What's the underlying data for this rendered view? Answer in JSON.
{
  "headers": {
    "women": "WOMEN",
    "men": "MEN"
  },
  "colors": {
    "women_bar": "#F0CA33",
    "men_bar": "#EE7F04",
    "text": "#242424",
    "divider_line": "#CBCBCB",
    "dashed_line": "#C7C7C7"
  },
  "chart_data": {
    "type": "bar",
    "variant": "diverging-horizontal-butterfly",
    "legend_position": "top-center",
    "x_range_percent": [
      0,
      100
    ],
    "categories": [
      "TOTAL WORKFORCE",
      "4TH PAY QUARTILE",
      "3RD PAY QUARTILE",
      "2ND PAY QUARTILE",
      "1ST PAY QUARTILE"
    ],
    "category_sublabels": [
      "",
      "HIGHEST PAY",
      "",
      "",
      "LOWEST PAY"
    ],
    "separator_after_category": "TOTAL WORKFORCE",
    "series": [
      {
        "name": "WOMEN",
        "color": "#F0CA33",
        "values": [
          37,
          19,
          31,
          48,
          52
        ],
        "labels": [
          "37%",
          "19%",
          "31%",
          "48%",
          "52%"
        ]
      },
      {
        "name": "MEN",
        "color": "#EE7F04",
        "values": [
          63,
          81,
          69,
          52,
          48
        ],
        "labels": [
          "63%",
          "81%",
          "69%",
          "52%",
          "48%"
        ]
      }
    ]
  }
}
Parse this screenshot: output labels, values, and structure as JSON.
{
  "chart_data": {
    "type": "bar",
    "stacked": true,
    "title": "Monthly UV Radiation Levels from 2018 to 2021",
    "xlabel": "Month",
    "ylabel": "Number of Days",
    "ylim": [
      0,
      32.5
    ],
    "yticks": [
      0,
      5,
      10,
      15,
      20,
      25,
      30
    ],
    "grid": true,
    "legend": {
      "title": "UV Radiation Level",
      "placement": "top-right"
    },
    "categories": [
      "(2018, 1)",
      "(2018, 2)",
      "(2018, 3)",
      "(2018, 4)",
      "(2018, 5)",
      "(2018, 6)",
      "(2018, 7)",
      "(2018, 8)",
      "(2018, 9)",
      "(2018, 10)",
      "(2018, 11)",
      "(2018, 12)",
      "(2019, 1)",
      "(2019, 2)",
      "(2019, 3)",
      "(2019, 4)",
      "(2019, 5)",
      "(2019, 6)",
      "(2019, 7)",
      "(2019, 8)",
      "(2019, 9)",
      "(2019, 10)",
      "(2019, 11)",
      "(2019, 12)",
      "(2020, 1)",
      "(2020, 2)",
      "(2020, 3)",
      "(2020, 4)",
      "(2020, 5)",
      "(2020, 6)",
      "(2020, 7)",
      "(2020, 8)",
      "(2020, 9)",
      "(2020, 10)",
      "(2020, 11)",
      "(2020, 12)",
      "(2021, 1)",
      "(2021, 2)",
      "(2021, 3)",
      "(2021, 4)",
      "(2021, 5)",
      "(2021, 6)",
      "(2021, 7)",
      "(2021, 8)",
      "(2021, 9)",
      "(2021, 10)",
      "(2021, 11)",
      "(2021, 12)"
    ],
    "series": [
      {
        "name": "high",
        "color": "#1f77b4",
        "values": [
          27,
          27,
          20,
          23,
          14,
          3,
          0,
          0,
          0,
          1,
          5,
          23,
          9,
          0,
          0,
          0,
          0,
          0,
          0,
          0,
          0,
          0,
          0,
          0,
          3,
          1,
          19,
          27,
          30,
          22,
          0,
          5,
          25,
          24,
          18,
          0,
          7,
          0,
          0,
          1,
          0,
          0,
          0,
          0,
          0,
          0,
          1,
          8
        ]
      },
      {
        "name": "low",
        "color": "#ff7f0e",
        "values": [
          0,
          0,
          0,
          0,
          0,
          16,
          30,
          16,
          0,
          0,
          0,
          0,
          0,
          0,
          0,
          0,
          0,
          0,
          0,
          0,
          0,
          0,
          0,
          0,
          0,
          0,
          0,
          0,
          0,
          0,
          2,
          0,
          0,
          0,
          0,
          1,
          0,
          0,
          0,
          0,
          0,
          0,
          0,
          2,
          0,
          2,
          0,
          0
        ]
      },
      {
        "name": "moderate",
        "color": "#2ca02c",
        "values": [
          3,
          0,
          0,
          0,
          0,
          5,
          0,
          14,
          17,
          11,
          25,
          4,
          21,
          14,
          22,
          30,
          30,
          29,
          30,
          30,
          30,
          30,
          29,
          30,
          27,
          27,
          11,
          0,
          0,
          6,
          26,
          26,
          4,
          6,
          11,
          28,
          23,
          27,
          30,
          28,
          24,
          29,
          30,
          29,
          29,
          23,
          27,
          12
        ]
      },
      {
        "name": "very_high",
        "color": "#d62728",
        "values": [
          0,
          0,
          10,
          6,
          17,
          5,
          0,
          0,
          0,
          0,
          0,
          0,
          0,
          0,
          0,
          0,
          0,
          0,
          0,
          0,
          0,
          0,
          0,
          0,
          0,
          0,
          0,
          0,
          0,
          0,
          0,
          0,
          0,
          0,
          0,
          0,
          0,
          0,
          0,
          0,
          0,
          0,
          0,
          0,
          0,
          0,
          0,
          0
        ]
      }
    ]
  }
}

════

__What is expected__. From the data above, gather every line that includes the word "QUARTILE".

__Task response__.
      "4TH PAY QUARTILE",
      "3RD PAY QUARTILE",
      "2ND PAY QUARTILE",
      "1ST PAY QUARTILE"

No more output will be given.